» EXTRACTED RECORDS

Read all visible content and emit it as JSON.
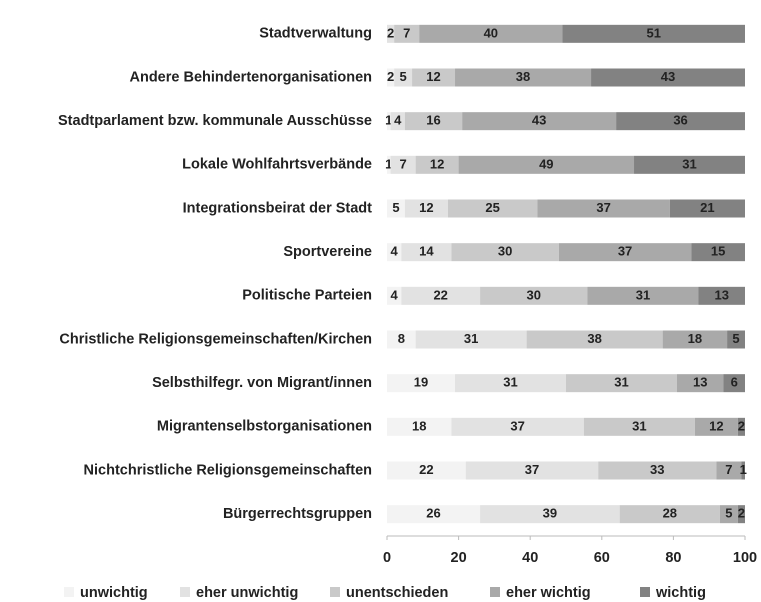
{
  "chart_data": {
    "type": "stacked_bar_horizontal",
    "categories": [
      "Stadtverwaltung",
      "Andere Behindertenorganisationen",
      "Stadtparlament bzw. kommunale Ausschüsse",
      "Lokale Wohlfahrtsverbände",
      "Integrationsbeirat der Stadt",
      "Sportvereine",
      "Politische Parteien",
      "Christliche Religionsgemeinschaften/Kirchen",
      "Selbsthilfegr. von Migrant/innen",
      "Migrantenselbstorganisationen",
      "Nichtchristliche Religionsgemeinschaften",
      "Bürgerrechtsgruppen"
    ],
    "series": [
      {
        "name": "unwichtig",
        "color": "#f3f3f3",
        "values": [
          0,
          2,
          1,
          1,
          5,
          4,
          4,
          8,
          19,
          18,
          22,
          26
        ]
      },
      {
        "name": "eher unwichtig",
        "color": "#e2e2e2",
        "values": [
          2,
          5,
          4,
          7,
          12,
          14,
          22,
          31,
          31,
          37,
          37,
          39
        ]
      },
      {
        "name": "unentschieden",
        "color": "#c9c9c9",
        "values": [
          7,
          12,
          16,
          12,
          25,
          30,
          30,
          38,
          31,
          31,
          33,
          28
        ]
      },
      {
        "name": "eher wichtig",
        "color": "#a9a9a9",
        "values": [
          40,
          38,
          43,
          49,
          37,
          37,
          31,
          18,
          13,
          12,
          7,
          5
        ]
      },
      {
        "name": "wichtig",
        "color": "#828282",
        "values": [
          51,
          43,
          36,
          31,
          21,
          15,
          13,
          5,
          6,
          2,
          1,
          2
        ]
      }
    ],
    "xlim": [
      0,
      100
    ],
    "xticks": [
      0,
      20,
      40,
      60,
      80,
      100
    ],
    "legend": "bottom"
  }
}
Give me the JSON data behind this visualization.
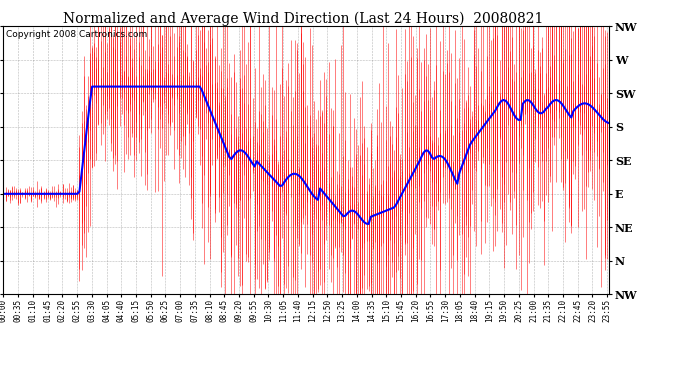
{
  "title": "Normalized and Average Wind Direction (Last 24 Hours)  20080821",
  "copyright": "Copyright 2008 Cartronics.com",
  "background_color": "#ffffff",
  "plot_bg_color": "#ffffff",
  "grid_color": "#888888",
  "red_color": "#ff0000",
  "blue_color": "#0000ff",
  "ytick_labels": [
    "NW",
    "W",
    "SW",
    "S",
    "SE",
    "E",
    "NE",
    "N",
    "NW"
  ],
  "ytick_values": [
    8,
    7,
    6,
    5,
    4,
    3,
    2,
    1,
    0
  ],
  "ymin": 0,
  "ymax": 8,
  "num_points": 288,
  "seed": 42,
  "title_fontsize": 10,
  "copyright_fontsize": 6.5,
  "ytick_fontsize": 8,
  "xtick_fontsize": 5.5
}
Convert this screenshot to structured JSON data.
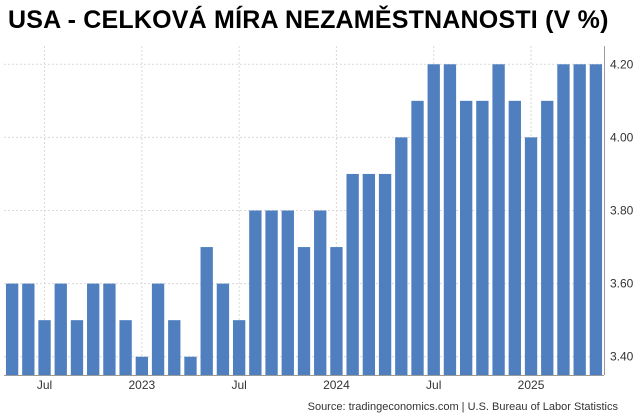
{
  "chart_data": {
    "type": "bar",
    "title": "USA - CELKOVÁ MÍRA NEZAMĚSTNANOSTI (V %)",
    "source": "Source: tradingeconomics.com | U.S. Bureau of Labor Statistics",
    "xlabel": "",
    "ylabel": "",
    "ylim": [
      3.35,
      4.25
    ],
    "yticks": [
      "4.20",
      "4.00",
      "3.80",
      "3.60",
      "3.40"
    ],
    "ytick_values": [
      4.2,
      4.0,
      3.8,
      3.6,
      3.4
    ],
    "y_axis_position": "right",
    "grid": true,
    "bar_color": "#4f7fbf",
    "categories": [
      "2022-05",
      "2022-06",
      "2022-07",
      "2022-08",
      "2022-09",
      "2022-10",
      "2022-11",
      "2022-12",
      "2023-01",
      "2023-02",
      "2023-03",
      "2023-04",
      "2023-05",
      "2023-06",
      "2023-07",
      "2023-08",
      "2023-09",
      "2023-10",
      "2023-11",
      "2023-12",
      "2024-01",
      "2024-02",
      "2024-03",
      "2024-04",
      "2024-05",
      "2024-06",
      "2024-07",
      "2024-08",
      "2024-09",
      "2024-10",
      "2024-11",
      "2024-12",
      "2025-01",
      "2025-02",
      "2025-03",
      "2025-04",
      "2025-05"
    ],
    "values": [
      3.6,
      3.6,
      3.5,
      3.6,
      3.5,
      3.6,
      3.6,
      3.5,
      3.4,
      3.6,
      3.5,
      3.4,
      3.7,
      3.6,
      3.5,
      3.8,
      3.8,
      3.8,
      3.7,
      3.8,
      3.7,
      3.9,
      3.9,
      3.9,
      4.0,
      4.1,
      4.2,
      4.2,
      4.1,
      4.1,
      4.2,
      4.1,
      4.0,
      4.1,
      4.2,
      4.2,
      4.2
    ],
    "x_tick_labels": [
      {
        "label": "Jul",
        "index": 2
      },
      {
        "label": "2023",
        "index": 8
      },
      {
        "label": "Jul",
        "index": 14
      },
      {
        "label": "2024",
        "index": 20
      },
      {
        "label": "Jul",
        "index": 26
      },
      {
        "label": "2025",
        "index": 32
      }
    ]
  }
}
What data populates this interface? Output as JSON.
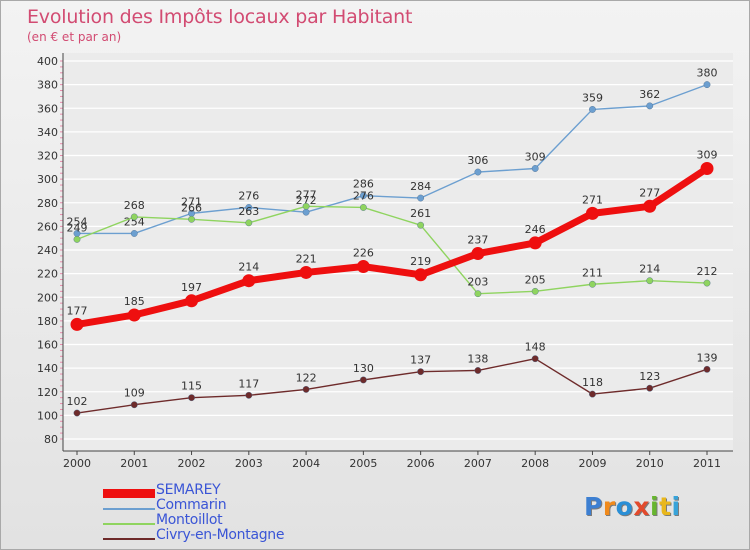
{
  "title": "Evolution des Impôts locaux par Habitant",
  "subtitle": "(en € et par an)",
  "logo": {
    "letters": [
      "P",
      "r",
      "o",
      "x",
      "i",
      "t",
      "i"
    ],
    "colors": [
      "#3d7fd1",
      "#f08a1c",
      "#2a8fd6",
      "#e24a2c",
      "#67b52f",
      "#e9b71b",
      "#38a3d9"
    ]
  },
  "chart_data": {
    "type": "line",
    "title": "Evolution des Impôts locaux par Habitant",
    "subtitle": "(en € et par an)",
    "x": [
      "2000",
      "2001",
      "2002",
      "2003",
      "2004",
      "2005",
      "2006",
      "2007",
      "2008",
      "2009",
      "2010",
      "2011"
    ],
    "ylim": [
      80,
      400
    ],
    "yticks": [
      "80",
      "100",
      "120",
      "140",
      "160",
      "180",
      "200",
      "220",
      "240",
      "260",
      "280",
      "300",
      "320",
      "340",
      "360",
      "380",
      "400"
    ],
    "grid": true,
    "legend_position": "bottom-left",
    "series": [
      {
        "name": "Commarin",
        "color": "#6c9fd0",
        "values": [
          254,
          254,
          271,
          276,
          272,
          286,
          284,
          306,
          309,
          359,
          362,
          380
        ],
        "labels": [
          "254",
          "254",
          "271",
          "276",
          "272",
          "286",
          "284",
          "306",
          "309",
          "359",
          "362",
          "380"
        ]
      },
      {
        "name": "Montoillot",
        "color": "#8fd45f",
        "values": [
          249,
          268,
          266,
          263,
          277,
          276,
          261,
          203,
          205,
          211,
          214,
          212
        ],
        "labels": [
          "249",
          "268",
          "266",
          "263",
          "277",
          "276",
          "261",
          "203",
          "205",
          "211",
          "214",
          "212"
        ]
      },
      {
        "name": "Civry-en-Montagne",
        "color": "#6e2b2b",
        "values": [
          102,
          109,
          115,
          117,
          122,
          130,
          137,
          138,
          148,
          118,
          123,
          139
        ],
        "labels": [
          "102",
          "109",
          "115",
          "117",
          "122",
          "130",
          "137",
          "138",
          "148",
          "118",
          "123",
          "139"
        ]
      },
      {
        "name": "SEMAREY",
        "color": "#ee0f0f",
        "values": [
          177,
          185,
          197,
          214,
          221,
          226,
          219,
          237,
          246,
          271,
          277,
          309
        ],
        "labels": [
          "177",
          "185",
          "197",
          "214",
          "221",
          "226",
          "219",
          "237",
          "246",
          "271",
          "277",
          "309"
        ]
      }
    ],
    "legend_order": [
      "SEMAREY",
      "Commarin",
      "Montoillot",
      "Civry-en-Montagne"
    ]
  }
}
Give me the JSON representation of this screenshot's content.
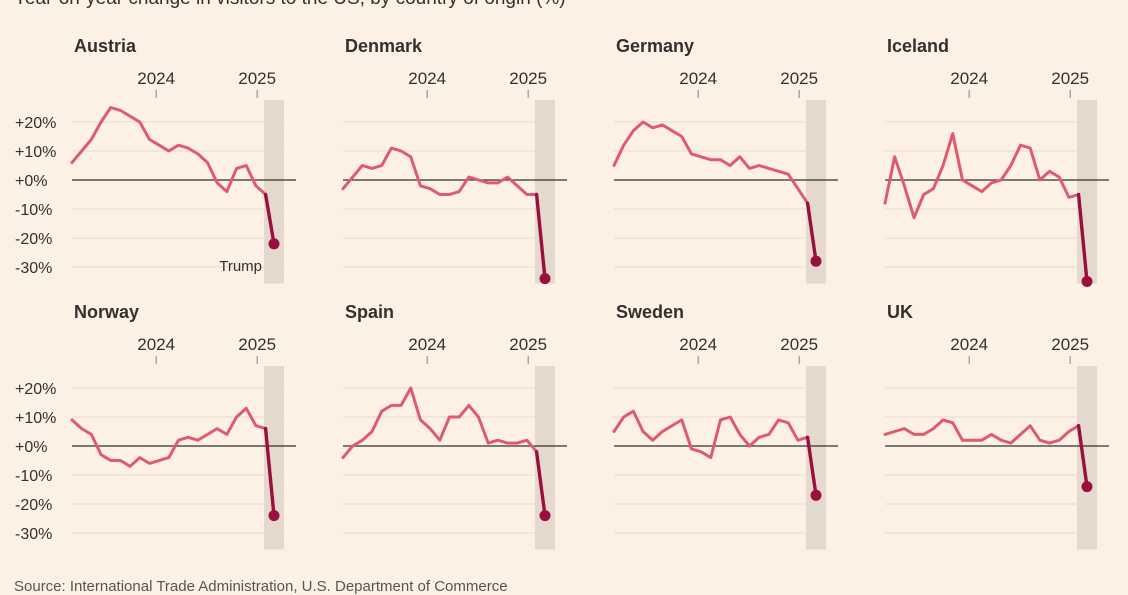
{
  "subtitle": "Year-on-year change in visitors to the US, by country of origin (%)",
  "source": "Source: International Trade Administration, U.S. Department of Commerce",
  "colors": {
    "background": "#fdf1e6",
    "line": "#e05a6d",
    "highlight": "#990f3d",
    "shade": "#e5d9ce",
    "zero_line": "#33302e",
    "grid": "#e6dcd3",
    "tick_text": "#33302e"
  },
  "chart_data": {
    "type": "line",
    "title": "Year-on-year change in visitors to the US, by country of origin (%)",
    "xlabel": "",
    "ylabel": "%",
    "ylim": [
      -35,
      28
    ],
    "yticks": [
      20,
      10,
      0,
      -10,
      -20,
      -30
    ],
    "ytick_labels": [
      "+20%",
      "+10%",
      "+0%",
      "-10%",
      "-20%",
      "-30%"
    ],
    "x_year_ticks": [
      {
        "label": "2024",
        "month_index": 12
      },
      {
        "label": "2025",
        "month_index": 24
      }
    ],
    "shaded_month_index": 26,
    "annotation": {
      "panel": "Austria",
      "text": "Trump"
    },
    "series": [
      {
        "name": "Austria",
        "values": [
          6,
          10,
          14,
          20,
          25,
          24,
          22,
          20,
          14,
          12,
          10,
          12,
          11,
          9,
          6,
          -1,
          -4,
          4,
          5,
          -2,
          -5,
          -22
        ]
      },
      {
        "name": "Denmark",
        "values": [
          -3,
          1,
          5,
          4,
          5,
          11,
          10,
          8,
          -2,
          -3,
          -5,
          -5,
          -4,
          1,
          0,
          -1,
          -1,
          1,
          -2,
          -5,
          -5,
          -34
        ]
      },
      {
        "name": "Germany",
        "values": [
          5,
          12,
          17,
          20,
          18,
          19,
          17,
          15,
          9,
          8,
          7,
          7,
          5,
          8,
          4,
          5,
          4,
          3,
          2,
          -3,
          -8,
          -28
        ]
      },
      {
        "name": "Iceland",
        "values": [
          -8,
          8,
          -2,
          -13,
          -5,
          -3,
          5,
          16,
          0,
          -2,
          -4,
          -1,
          0,
          5,
          12,
          11,
          0,
          3,
          1,
          -6,
          -5,
          -35
        ]
      },
      {
        "name": "Norway",
        "values": [
          9,
          6,
          4,
          -3,
          -5,
          -5,
          -7,
          -4,
          -6,
          -5,
          -4,
          2,
          3,
          2,
          4,
          6,
          4,
          10,
          13,
          7,
          6,
          -24
        ]
      },
      {
        "name": "Spain",
        "values": [
          -4,
          0,
          2,
          5,
          12,
          14,
          14,
          20,
          9,
          6,
          2,
          10,
          10,
          14,
          10,
          1,
          2,
          1,
          1,
          2,
          -2,
          -24
        ]
      },
      {
        "name": "Sweden",
        "values": [
          5,
          10,
          12,
          5,
          2,
          5,
          7,
          9,
          -1,
          -2,
          -4,
          9,
          10,
          4,
          0,
          3,
          4,
          9,
          8,
          2,
          3,
          -17
        ]
      },
      {
        "name": "UK",
        "values": [
          4,
          5,
          6,
          4,
          4,
          6,
          9,
          8,
          2,
          2,
          2,
          4,
          2,
          1,
          4,
          7,
          2,
          1,
          2,
          5,
          7,
          -14
        ]
      }
    ]
  }
}
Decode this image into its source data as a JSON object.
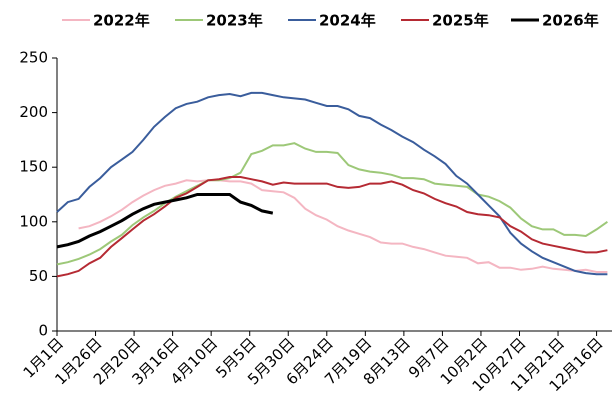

» EXERCISE
Say the number of lines in the listing that hold "unwichtig", with no added words.

» RESPONSE TO THE EXERCISE
2